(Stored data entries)

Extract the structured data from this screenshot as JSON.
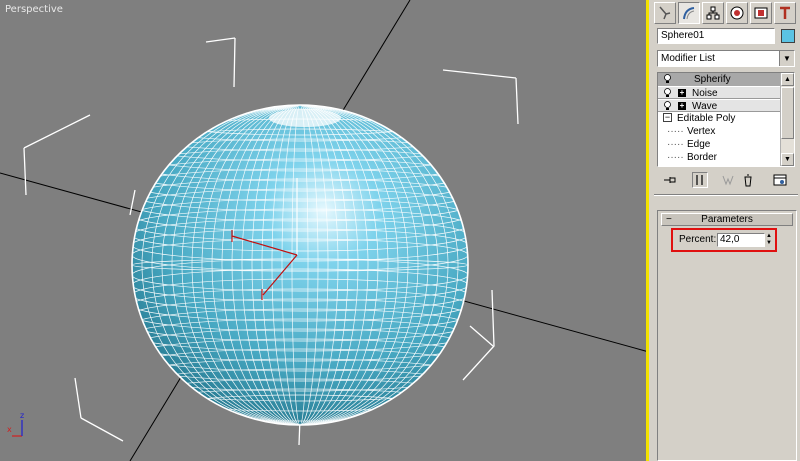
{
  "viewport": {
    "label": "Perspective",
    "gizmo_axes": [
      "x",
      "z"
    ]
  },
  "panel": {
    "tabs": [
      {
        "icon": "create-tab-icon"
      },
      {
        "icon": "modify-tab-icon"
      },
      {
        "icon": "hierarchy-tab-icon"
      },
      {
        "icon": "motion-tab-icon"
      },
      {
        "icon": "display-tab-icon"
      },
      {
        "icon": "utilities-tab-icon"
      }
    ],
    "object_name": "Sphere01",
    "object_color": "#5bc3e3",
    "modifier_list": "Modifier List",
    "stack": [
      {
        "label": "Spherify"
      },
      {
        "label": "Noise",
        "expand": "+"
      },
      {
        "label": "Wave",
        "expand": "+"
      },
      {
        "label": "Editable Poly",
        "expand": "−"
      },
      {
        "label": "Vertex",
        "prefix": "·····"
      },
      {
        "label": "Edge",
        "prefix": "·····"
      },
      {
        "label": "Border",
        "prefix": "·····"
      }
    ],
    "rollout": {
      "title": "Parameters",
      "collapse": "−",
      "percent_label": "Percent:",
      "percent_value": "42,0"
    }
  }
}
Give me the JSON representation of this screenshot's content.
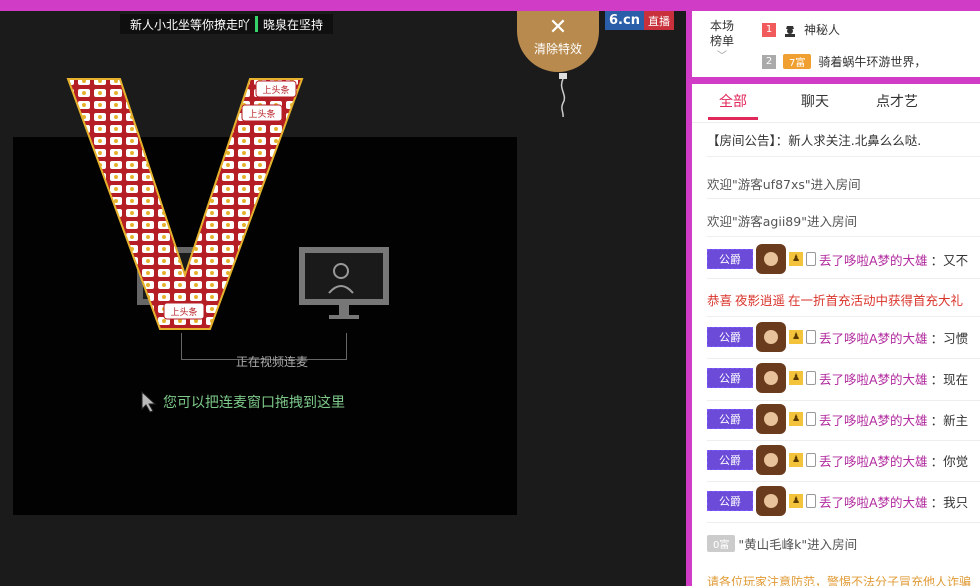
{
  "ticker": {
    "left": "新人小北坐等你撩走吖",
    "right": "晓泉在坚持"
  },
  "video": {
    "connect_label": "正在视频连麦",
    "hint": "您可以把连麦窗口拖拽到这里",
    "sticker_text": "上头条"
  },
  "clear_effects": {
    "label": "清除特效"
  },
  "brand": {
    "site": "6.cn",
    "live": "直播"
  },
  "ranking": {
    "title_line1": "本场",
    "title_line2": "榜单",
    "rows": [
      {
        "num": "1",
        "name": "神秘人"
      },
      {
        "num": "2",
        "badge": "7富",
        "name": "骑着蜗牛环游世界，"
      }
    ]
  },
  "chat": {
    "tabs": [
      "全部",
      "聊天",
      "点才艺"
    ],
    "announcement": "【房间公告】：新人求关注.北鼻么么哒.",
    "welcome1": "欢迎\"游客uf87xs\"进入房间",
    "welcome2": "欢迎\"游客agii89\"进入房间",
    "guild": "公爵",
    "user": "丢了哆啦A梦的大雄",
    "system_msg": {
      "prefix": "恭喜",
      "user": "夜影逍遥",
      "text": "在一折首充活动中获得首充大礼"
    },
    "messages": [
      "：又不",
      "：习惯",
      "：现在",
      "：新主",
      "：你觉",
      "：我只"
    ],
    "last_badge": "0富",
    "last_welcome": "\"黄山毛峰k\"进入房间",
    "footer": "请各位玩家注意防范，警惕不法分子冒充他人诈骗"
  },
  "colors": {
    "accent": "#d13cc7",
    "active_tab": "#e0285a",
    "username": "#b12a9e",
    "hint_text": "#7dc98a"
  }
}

▸ Task details
Reproduce each line from the records that contains the word "进入房间".

▸ Exercise response
    "welcome1": "欢迎\"游客uf87xs\"进入房间",
    "welcome2": "欢迎\"游客agii89\"进入房间",
    "last_welcome": "\"黄山毛峰k\"进入房间",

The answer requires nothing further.